**Exercise requirements**.
What follows is a set of records; restate each one word for word and drop the pictures.

## start Entries

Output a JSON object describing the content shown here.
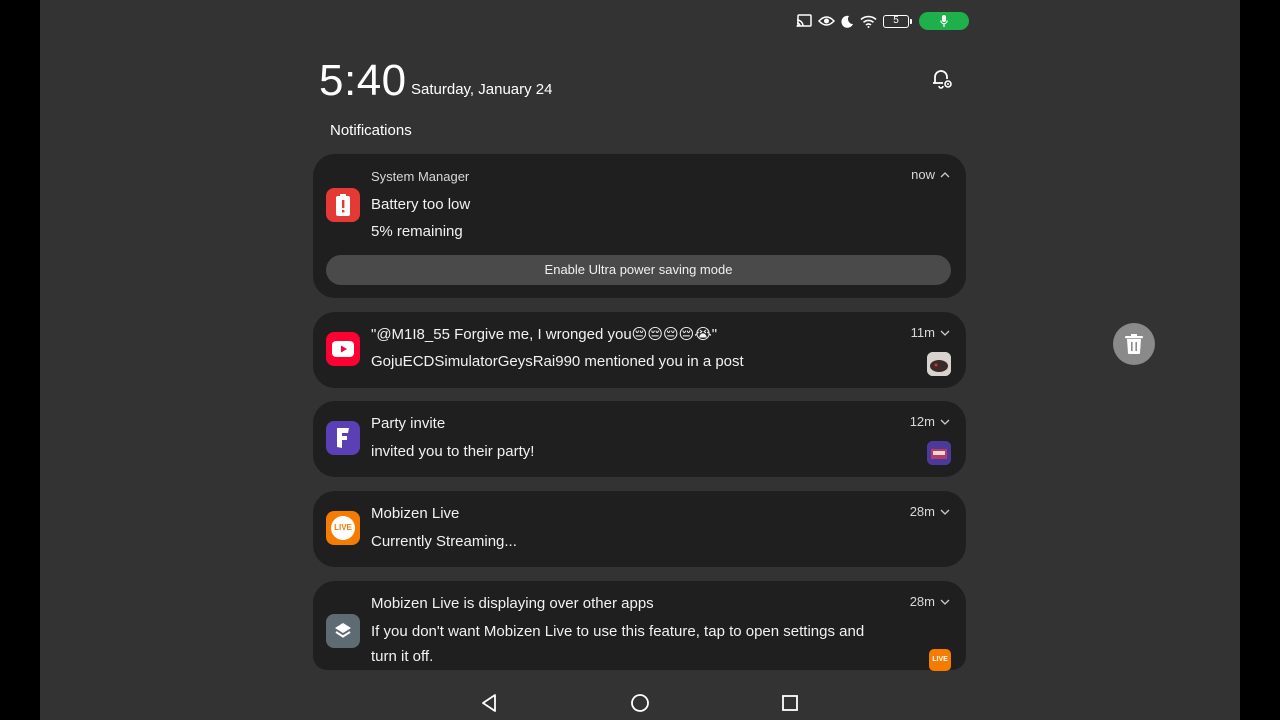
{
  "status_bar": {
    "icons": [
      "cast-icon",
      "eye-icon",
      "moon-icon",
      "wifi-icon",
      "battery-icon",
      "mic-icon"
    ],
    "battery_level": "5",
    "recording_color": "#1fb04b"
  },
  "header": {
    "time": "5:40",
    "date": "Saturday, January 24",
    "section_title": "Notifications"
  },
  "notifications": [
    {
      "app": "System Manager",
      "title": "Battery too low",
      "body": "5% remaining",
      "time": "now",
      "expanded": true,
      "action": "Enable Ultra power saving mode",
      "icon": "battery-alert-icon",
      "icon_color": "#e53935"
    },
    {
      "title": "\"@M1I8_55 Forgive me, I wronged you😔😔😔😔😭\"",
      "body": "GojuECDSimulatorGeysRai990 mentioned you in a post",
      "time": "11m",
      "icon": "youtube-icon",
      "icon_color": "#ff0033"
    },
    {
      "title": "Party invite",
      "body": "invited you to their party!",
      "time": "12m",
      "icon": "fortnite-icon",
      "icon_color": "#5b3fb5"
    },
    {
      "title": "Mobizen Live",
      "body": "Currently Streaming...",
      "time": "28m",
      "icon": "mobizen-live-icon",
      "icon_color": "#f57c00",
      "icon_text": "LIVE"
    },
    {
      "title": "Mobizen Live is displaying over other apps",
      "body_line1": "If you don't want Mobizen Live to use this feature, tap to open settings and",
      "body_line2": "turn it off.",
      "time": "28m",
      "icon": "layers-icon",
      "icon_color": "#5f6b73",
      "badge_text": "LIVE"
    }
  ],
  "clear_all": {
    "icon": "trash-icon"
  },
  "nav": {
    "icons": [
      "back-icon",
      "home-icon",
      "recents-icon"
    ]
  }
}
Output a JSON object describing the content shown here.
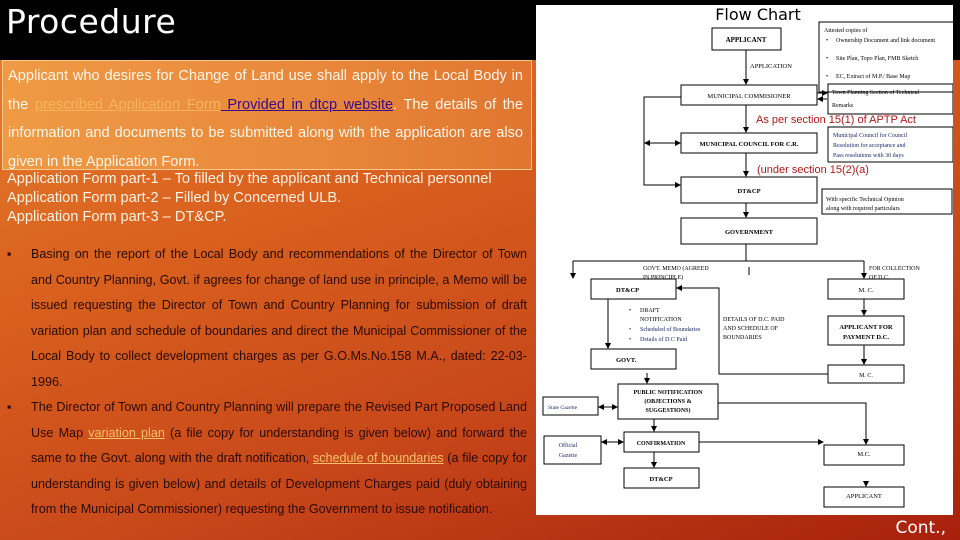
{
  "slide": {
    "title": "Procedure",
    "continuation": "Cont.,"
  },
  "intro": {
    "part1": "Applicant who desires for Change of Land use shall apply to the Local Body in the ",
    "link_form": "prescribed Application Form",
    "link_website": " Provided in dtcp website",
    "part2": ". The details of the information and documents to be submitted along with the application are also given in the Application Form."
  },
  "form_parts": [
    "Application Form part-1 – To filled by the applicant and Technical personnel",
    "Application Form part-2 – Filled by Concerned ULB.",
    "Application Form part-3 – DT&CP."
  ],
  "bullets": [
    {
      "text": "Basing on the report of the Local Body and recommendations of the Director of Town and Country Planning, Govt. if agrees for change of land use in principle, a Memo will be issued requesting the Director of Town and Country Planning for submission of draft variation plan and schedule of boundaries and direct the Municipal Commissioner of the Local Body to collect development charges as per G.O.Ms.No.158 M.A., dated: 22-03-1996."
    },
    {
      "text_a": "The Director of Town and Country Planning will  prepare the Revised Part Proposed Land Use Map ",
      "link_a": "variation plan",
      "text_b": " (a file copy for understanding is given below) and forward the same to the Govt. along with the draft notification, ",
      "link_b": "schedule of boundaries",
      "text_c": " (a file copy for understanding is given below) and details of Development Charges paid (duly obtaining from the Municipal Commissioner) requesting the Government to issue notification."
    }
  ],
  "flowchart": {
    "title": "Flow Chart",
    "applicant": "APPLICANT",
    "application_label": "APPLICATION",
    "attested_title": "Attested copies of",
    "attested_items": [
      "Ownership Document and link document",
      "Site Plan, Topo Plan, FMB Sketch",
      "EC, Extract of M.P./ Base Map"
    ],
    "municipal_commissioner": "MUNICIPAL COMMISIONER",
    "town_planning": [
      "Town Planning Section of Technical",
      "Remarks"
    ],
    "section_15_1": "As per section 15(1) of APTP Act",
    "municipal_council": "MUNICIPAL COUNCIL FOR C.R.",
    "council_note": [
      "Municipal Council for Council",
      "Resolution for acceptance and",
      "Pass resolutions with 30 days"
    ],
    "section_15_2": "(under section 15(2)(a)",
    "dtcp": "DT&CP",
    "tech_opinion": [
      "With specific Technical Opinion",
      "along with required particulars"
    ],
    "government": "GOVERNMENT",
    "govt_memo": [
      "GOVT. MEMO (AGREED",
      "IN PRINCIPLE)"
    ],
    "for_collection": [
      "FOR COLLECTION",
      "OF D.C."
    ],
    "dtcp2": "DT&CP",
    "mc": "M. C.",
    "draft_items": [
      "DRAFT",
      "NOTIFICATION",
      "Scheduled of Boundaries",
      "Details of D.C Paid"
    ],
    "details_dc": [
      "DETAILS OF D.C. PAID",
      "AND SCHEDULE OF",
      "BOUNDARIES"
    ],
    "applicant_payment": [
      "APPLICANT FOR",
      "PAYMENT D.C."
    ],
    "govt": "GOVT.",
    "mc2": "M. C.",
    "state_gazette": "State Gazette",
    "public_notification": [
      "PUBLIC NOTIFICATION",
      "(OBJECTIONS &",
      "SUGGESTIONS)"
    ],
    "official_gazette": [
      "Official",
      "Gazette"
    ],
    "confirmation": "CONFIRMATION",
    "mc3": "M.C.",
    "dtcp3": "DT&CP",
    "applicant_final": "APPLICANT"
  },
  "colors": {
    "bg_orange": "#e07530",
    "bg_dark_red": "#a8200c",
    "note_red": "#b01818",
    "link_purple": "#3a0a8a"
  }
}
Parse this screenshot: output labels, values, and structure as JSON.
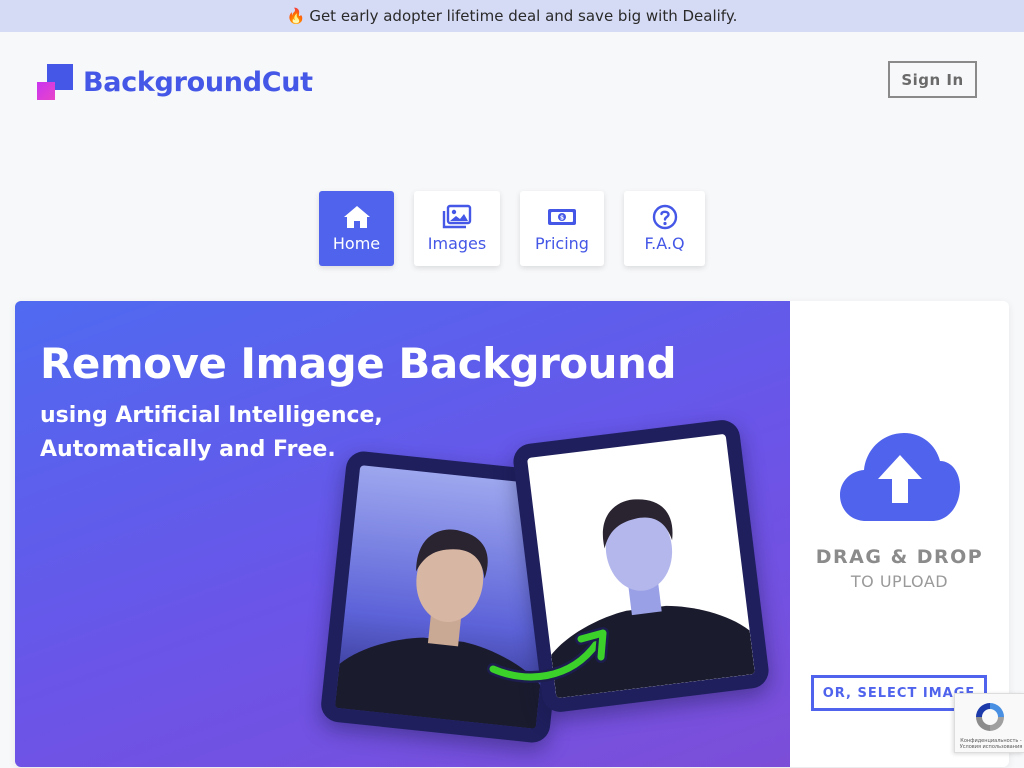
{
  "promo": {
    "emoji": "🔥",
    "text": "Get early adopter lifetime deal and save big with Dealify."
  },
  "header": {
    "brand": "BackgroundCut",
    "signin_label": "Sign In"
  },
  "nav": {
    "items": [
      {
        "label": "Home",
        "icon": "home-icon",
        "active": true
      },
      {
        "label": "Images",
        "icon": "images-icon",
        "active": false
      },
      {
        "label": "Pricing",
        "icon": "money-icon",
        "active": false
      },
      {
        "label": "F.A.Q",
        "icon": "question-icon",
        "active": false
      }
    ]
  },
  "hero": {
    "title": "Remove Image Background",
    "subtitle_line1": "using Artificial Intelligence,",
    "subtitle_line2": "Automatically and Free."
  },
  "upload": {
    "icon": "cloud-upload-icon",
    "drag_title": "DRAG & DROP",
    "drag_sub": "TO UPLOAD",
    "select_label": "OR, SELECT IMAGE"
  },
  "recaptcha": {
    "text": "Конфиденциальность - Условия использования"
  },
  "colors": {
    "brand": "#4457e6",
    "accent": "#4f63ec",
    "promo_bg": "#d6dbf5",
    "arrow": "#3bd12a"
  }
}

## end Entries

**Completed exercise**.
Output a JSON object describing the content shown here.
{
  "status_bar": {
    "icons": [
      "cast-icon",
      "eye-icon",
      "moon-icon",
      "wifi-icon",
      "battery-icon",
      "mic-icon"
    ],
    "battery_level": "5",
    "recording_color": "#1fb04b"
  },
  "header": {
    "time": "5:40",
    "date": "Saturday, January 24",
    "section_title": "Notifications"
  },
  "notifications": [
    {
      "app": "System Manager",
      "title": "Battery too low",
      "body": "5% remaining",
      "time": "now",
      "expanded": true,
      "action": "Enable Ultra power saving mode",
      "icon": "battery-alert-icon",
      "icon_color": "#e53935"
    },
    {
      "title": "\"@M1I8_55 Forgive me, I wronged you😔😔😔😔😭\"",
      "body": "GojuECDSimulatorGeysRai990 mentioned you in a post",
      "time": "11m",
      "icon": "youtube-icon",
      "icon_color": "#ff0033"
    },
    {
      "title": "Party invite",
      "body": "invited you to their party!",
      "time": "12m",
      "icon": "fortnite-icon",
      "icon_color": "#5b3fb5"
    },
    {
      "title": "Mobizen Live",
      "body": "Currently Streaming...",
      "time": "28m",
      "icon": "mobizen-live-icon",
      "icon_color": "#f57c00",
      "icon_text": "LIVE"
    },
    {
      "title": "Mobizen Live is displaying over other apps",
      "body_line1": "If you don't want Mobizen Live to use this feature, tap to open settings and",
      "body_line2": "turn it off.",
      "time": "28m",
      "icon": "layers-icon",
      "icon_color": "#5f6b73",
      "badge_text": "LIVE"
    }
  ],
  "clear_all": {
    "icon": "trash-icon"
  },
  "nav": {
    "icons": [
      "back-icon",
      "home-icon",
      "recents-icon"
    ]
  }
}
Output a JSON object describing the content shown here.
{
  "slide": {
    "title": "Procedure",
    "continuation": "Cont.,"
  },
  "intro": {
    "part1": "Applicant who desires for Change of Land use shall apply to the Local Body in the ",
    "link_form": "prescribed Application Form",
    "link_website": " Provided in dtcp website",
    "part2": ". The details of the information and documents to be submitted along with the application are also given in the Application Form."
  },
  "form_parts": [
    "Application Form part-1 – To filled by the applicant and Technical personnel",
    "Application Form part-2 – Filled by Concerned ULB.",
    "Application Form part-3 – DT&CP."
  ],
  "bullets": [
    {
      "text": "Basing on the report of the Local Body and recommendations of the Director of Town and Country Planning, Govt. if agrees for change of land use in principle, a Memo will be issued requesting the Director of Town and Country Planning for submission of draft variation plan and schedule of boundaries and direct the Municipal Commissioner of the Local Body to collect development charges as per G.O.Ms.No.158 M.A., dated: 22-03-1996."
    },
    {
      "text_a": "The Director of Town and Country Planning will  prepare the Revised Part Proposed Land Use Map ",
      "link_a": "variation plan",
      "text_b": " (a file copy for understanding is given below) and forward the same to the Govt. along with the draft notification, ",
      "link_b": "schedule of boundaries",
      "text_c": " (a file copy for understanding is given below) and details of Development Charges paid (duly obtaining from the Municipal Commissioner) requesting the Government to issue notification."
    }
  ],
  "flowchart": {
    "title": "Flow Chart",
    "applicant": "APPLICANT",
    "application_label": "APPLICATION",
    "attested_title": "Attested copies of",
    "attested_items": [
      "Ownership Document and link document",
      "Site Plan, Topo Plan, FMB Sketch",
      "EC, Extract of M.P./ Base Map"
    ],
    "municipal_commissioner": "MUNICIPAL COMMISIONER",
    "town_planning": [
      "Town Planning Section of Technical",
      "Remarks"
    ],
    "section_15_1": "As per section 15(1) of APTP Act",
    "municipal_council": "MUNICIPAL COUNCIL FOR C.R.",
    "council_note": [
      "Municipal Council for Council",
      "Resolution for acceptance and",
      "Pass resolutions with 30 days"
    ],
    "section_15_2": "(under section 15(2)(a)",
    "dtcp": "DT&CP",
    "tech_opinion": [
      "With specific Technical Opinion",
      "along with required particulars"
    ],
    "government": "GOVERNMENT",
    "govt_memo": [
      "GOVT. MEMO (AGREED",
      "IN PRINCIPLE)"
    ],
    "for_collection": [
      "FOR COLLECTION",
      "OF D.C."
    ],
    "dtcp2": "DT&CP",
    "mc": "M. C.",
    "draft_items": [
      "DRAFT",
      "NOTIFICATION",
      "Scheduled of Boundaries",
      "Details of D.C Paid"
    ],
    "details_dc": [
      "DETAILS OF D.C. PAID",
      "AND SCHEDULE OF",
      "BOUNDARIES"
    ],
    "applicant_payment": [
      "APPLICANT FOR",
      "PAYMENT D.C."
    ],
    "govt": "GOVT.",
    "mc2": "M. C.",
    "state_gazette": "State Gazette",
    "public_notification": [
      "PUBLIC NOTIFICATION",
      "(OBJECTIONS &",
      "SUGGESTIONS)"
    ],
    "official_gazette": [
      "Official",
      "Gazette"
    ],
    "confirmation": "CONFIRMATION",
    "mc3": "M.C.",
    "dtcp3": "DT&CP",
    "applicant_final": "APPLICANT"
  },
  "colors": {
    "bg_orange": "#e07530",
    "bg_dark_red": "#a8200c",
    "note_red": "#b01818",
    "link_purple": "#3a0a8a"
  }
}
Parse this screenshot: output labels, values, and structure as JSON.
{
  "promo": {
    "emoji": "🔥",
    "text": "Get early adopter lifetime deal and save big with Dealify."
  },
  "header": {
    "brand": "BackgroundCut",
    "signin_label": "Sign In"
  },
  "nav": {
    "items": [
      {
        "label": "Home",
        "icon": "home-icon",
        "active": true
      },
      {
        "label": "Images",
        "icon": "images-icon",
        "active": false
      },
      {
        "label": "Pricing",
        "icon": "money-icon",
        "active": false
      },
      {
        "label": "F.A.Q",
        "icon": "question-icon",
        "active": false
      }
    ]
  },
  "hero": {
    "title": "Remove Image Background",
    "subtitle_line1": "using Artificial Intelligence,",
    "subtitle_line2": "Automatically and Free."
  },
  "upload": {
    "icon": "cloud-upload-icon",
    "drag_title": "DRAG & DROP",
    "drag_sub": "TO UPLOAD",
    "select_label": "OR, SELECT IMAGE"
  },
  "recaptcha": {
    "text": "Конфиденциальность - Условия использования"
  },
  "colors": {
    "brand": "#4457e6",
    "accent": "#4f63ec",
    "promo_bg": "#d6dbf5",
    "arrow": "#3bd12a"
  }
}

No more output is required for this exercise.